> Problem to solve
State the number of lines, and only that number, in which the word "сучасний" appears.

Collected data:
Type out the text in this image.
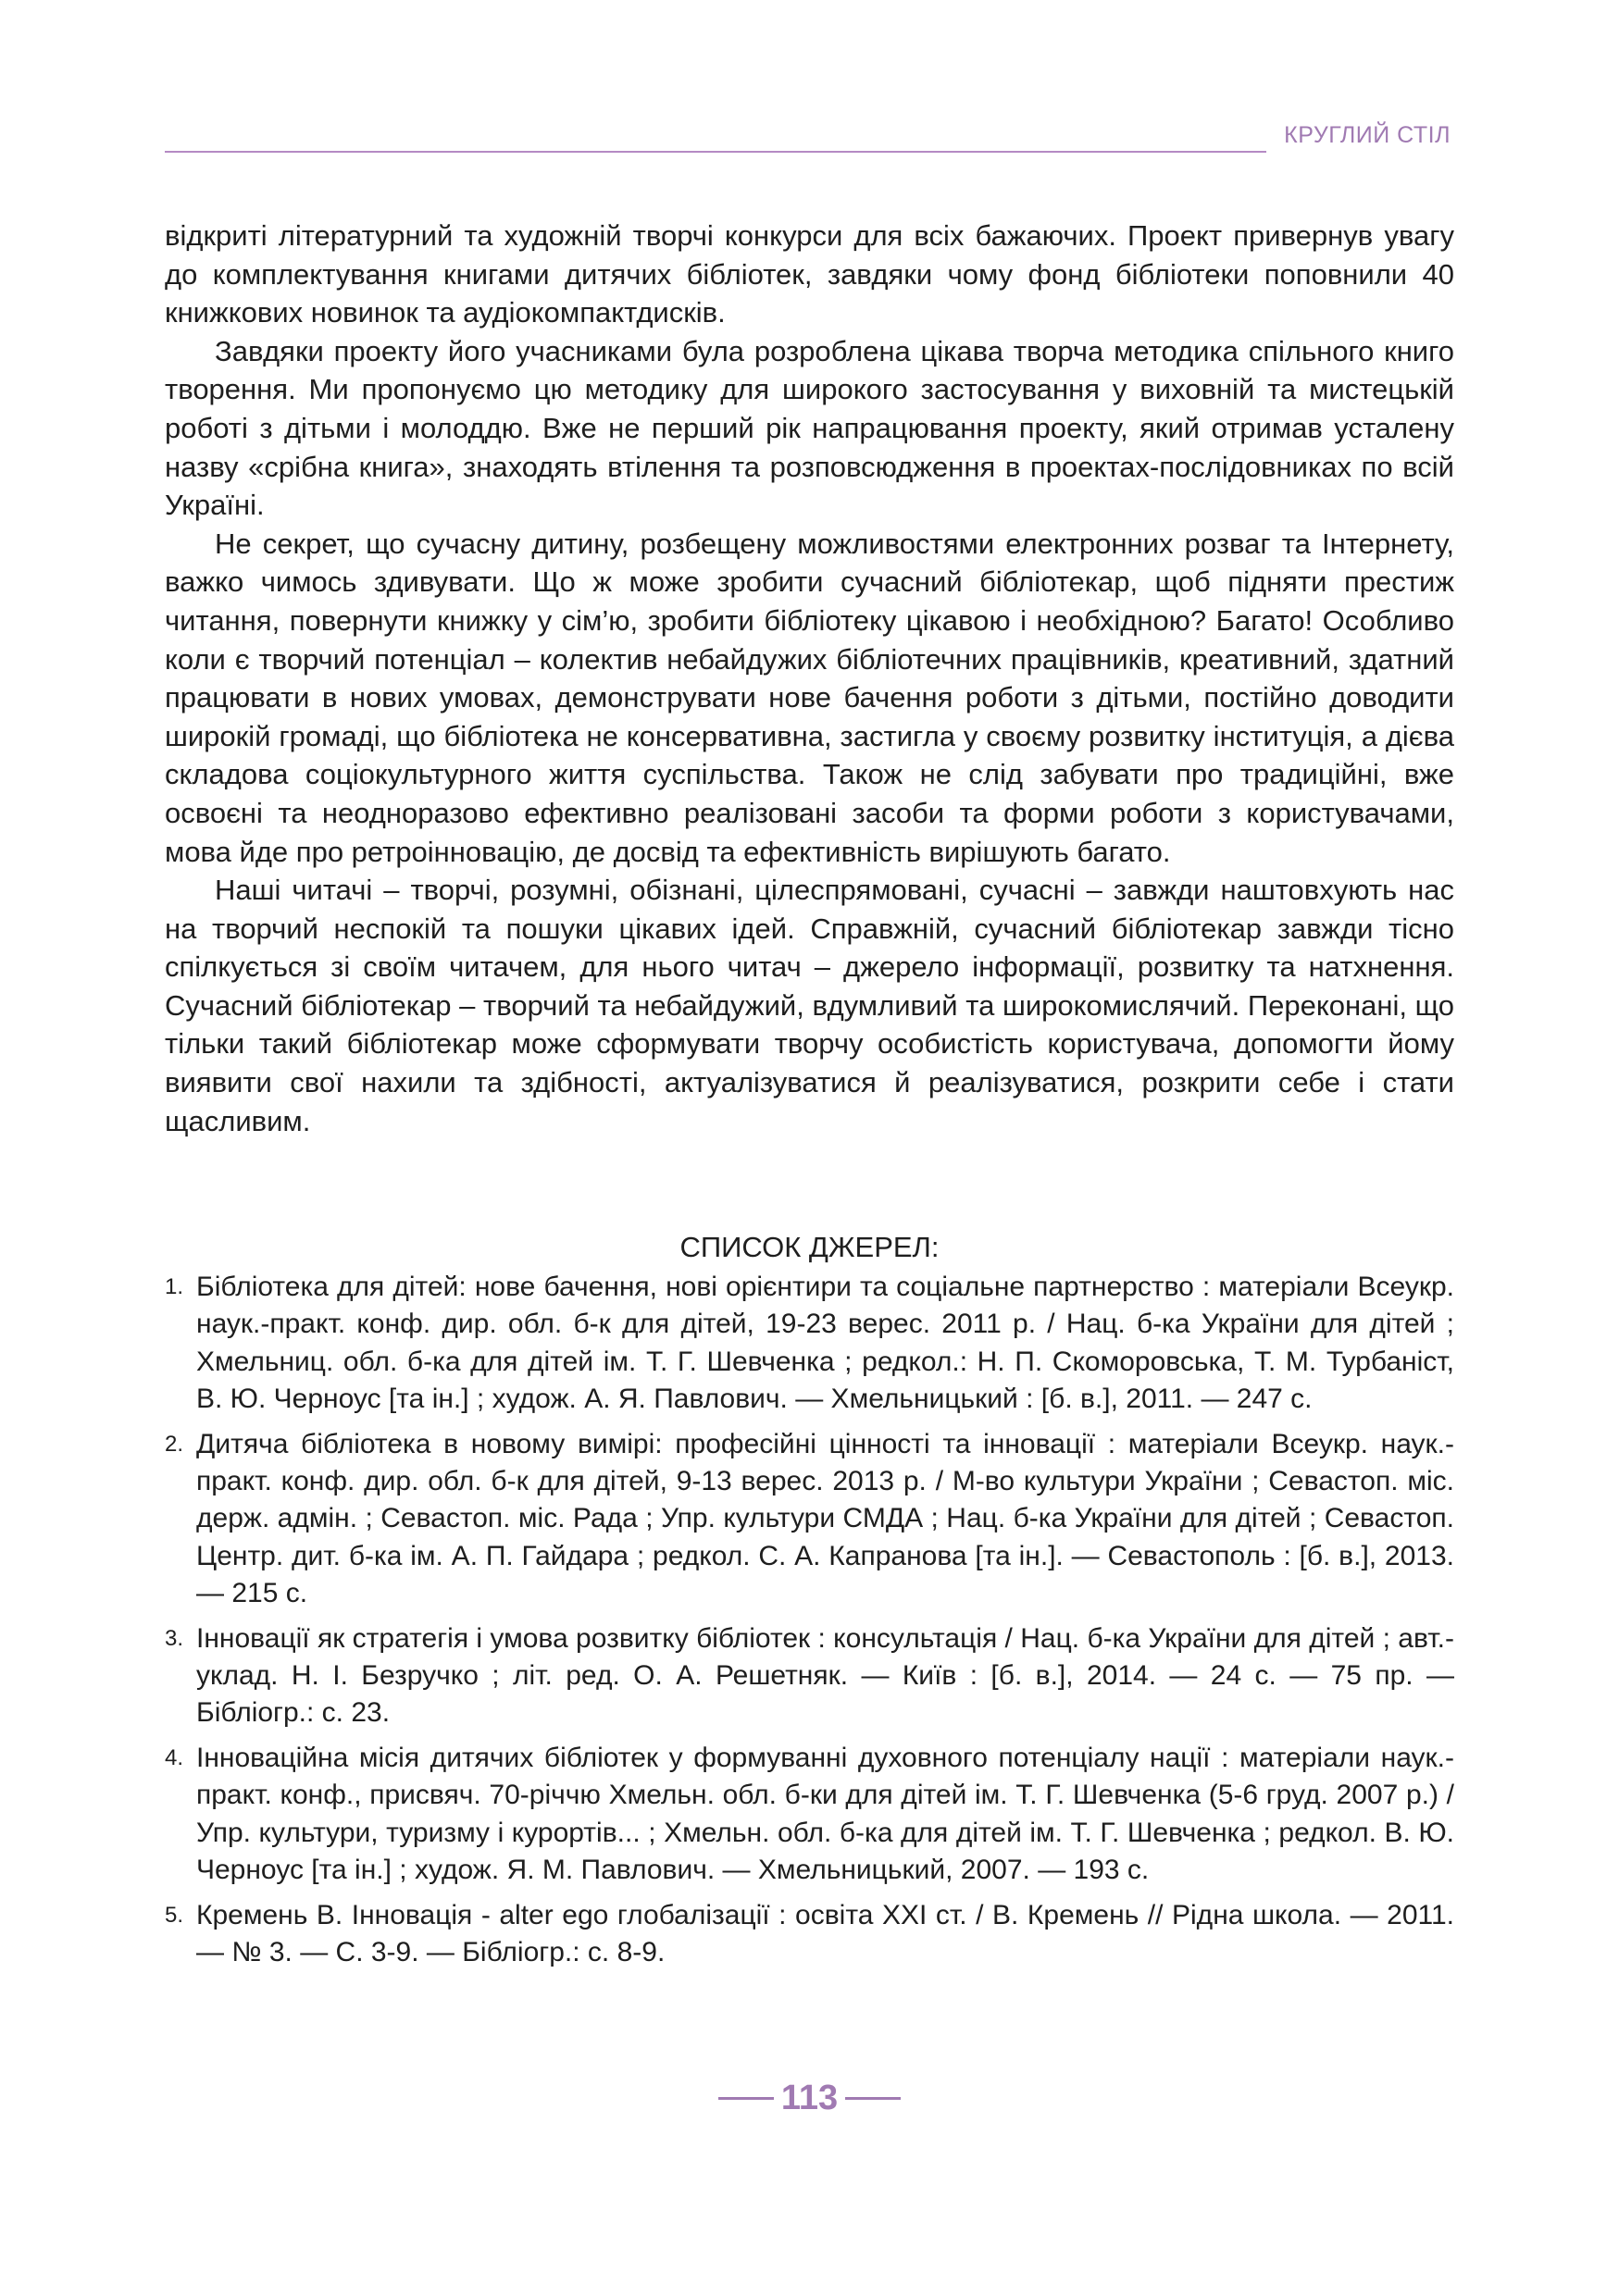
КРУГЛИЙ СТІЛ

відкриті літературний та художній творчі конкурси для всіх бажаючих. Проект привернув увагу до комплектування книгами дитячих бібліотек, завдяки чому фонд бібліотеки поповнили 40 книжкових новинок та аудіокомпактдисків.

Завдяки проекту його учасниками була розроблена цікава творча методика спільного книго творення. Ми пропонуємо цю методику для широкого застосування у виховній та мистецькій роботі з дітьми і молоддю. Вже не перший рік напрацювання проекту, який отримав усталену назву «срібна книга», знаходять втілення та розповсюдження в проектах-послідовниках по всій Україні.

Не секрет, що сучасну дитину, розбещену можливостями електронних розваг та Інтернету, важко чимось здивувати. Що ж може зробити сучасний бібліотекар, щоб підняти престиж читання, повернути книжку у сім’ю, зробити бібліотеку цікавою і необхідною? Багато! Особливо коли є творчий потенціал – колектив небайдужих бібліотечних працівників, креативний, здатний працювати в нових умовах, демонструвати нове бачення роботи з дітьми, постійно доводити широкій громаді, що бібліотека не консервативна, застигла у своєму розвитку інституція, а дієва складова соціокультурного життя суспільства. Також не слід забувати про традиційні, вже освоєні та неодноразово ефективно реалізовані засоби та форми роботи з користувачами, мова йде про ретроінновацію, де досвід та ефективність вирішують багато.

Наші читачі – творчі, розумні, обізнані, цілеспрямовані, сучасні – завжди наштовхують нас на творчий неспокій та пошуки цікавих ідей. Справжній, сучасний бібліотекар завжди тісно спілкується зі своїм читачем, для нього читач – джерело інформації, розвитку та натхнення. Сучасний бібліотекар – творчий та небайдужий, вдумливий та широкомислячий. Переконані, що тільки такий бібліотекар може сформувати творчу особистість користувача, допомогти йому виявити свої нахили та здібності, актуалізуватися й реалізуватися, розкрити себе і стати щасливим.

СПИСОК ДЖЕРЕЛ:
1. Бібліотека для дітей: нове бачення, нові орієнтири та соціальне партнерство : матеріали Всеукр. наук.-практ. конф. дир. обл. б-к для дітей, 19-23 верес. 2011 р. / Нац. б-ка України для дітей ; Хмельниц. обл. б-ка для дітей ім. Т. Г. Шевченка ; редкол.: Н. П. Скоморовська, Т. М. Турбаніст, В. Ю. Черноус [та ін.] ; худож. А. Я. Павлович. — Хмельницький : [б. в.], 2011. — 247 с.
2. Дитяча бібліотека в новому вимірі: професійні цінності та інновації : матеріали Всеукр. наук.-практ. конф. дир. обл. б-к для дітей, 9-13 верес. 2013 р. / М-во культури України ; Севастоп. міс. держ. адмін. ; Севастоп. міс. Рада ; Упр. культури СМДА ; Нац. б-ка України для дітей ; Севастоп. Центр. дит. б-ка ім. А. П. Гайдара ; редкол. С. А. Капранова [та ін.]. — Севастополь : [б. в.], 2013. — 215 с.
3. Інновації як стратегія і умова розвитку бібліотек : консультація / Нац. б-ка України для дітей ; авт.-уклад. Н. І. Безручко ; літ. ред. О. А. Решетняк. — Київ : [б. в.], 2014. — 24 с. — 75 пр. — Бібліогр.: с. 23.
4. Інноваційна місія дитячих бібліотек у формуванні духовного потенціалу нації : матеріали наук.-практ. конф., присвяч. 70-річчю Хмельн. обл. б-ки для дітей ім. Т. Г. Шевченка (5-6 груд. 2007 р.) / Упр. культури, туризму і курортів... ; Хмельн. обл. б-ка для дітей ім. Т. Г. Шевченка ; редкол. В. Ю. Черноус [та ін.] ; худож. Я. М. Павлович. — Хмельницький, 2007. — 193 с.
5. Кремень В. Інновація - alter ego глобалізації : освіта XXI ст. / В. Кремень // Рідна школа. — 2011. — № 3. — С. 3-9. — Бібліогр.: с. 8-9.
113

> Response to this exercise
2